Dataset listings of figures
______

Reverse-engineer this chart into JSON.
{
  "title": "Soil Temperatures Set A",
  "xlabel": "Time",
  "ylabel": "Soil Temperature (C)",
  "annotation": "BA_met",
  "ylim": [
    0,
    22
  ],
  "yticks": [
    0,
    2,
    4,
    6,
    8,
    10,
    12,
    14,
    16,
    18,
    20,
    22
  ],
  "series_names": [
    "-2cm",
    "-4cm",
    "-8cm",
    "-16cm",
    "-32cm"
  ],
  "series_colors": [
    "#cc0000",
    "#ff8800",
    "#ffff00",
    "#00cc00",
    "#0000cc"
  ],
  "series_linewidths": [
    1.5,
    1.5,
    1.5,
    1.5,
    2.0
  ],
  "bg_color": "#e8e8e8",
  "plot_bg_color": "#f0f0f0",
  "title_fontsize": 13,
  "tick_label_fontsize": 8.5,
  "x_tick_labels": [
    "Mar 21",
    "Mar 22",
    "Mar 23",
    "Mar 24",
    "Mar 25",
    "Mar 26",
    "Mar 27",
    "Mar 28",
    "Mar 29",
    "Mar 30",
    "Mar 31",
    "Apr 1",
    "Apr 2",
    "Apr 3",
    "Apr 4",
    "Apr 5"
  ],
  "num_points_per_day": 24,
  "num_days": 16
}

______

**Aim of the task**.
Lines containing the word "Soil" are to be counted in the listing; state their number alone.

**Complete response**.
2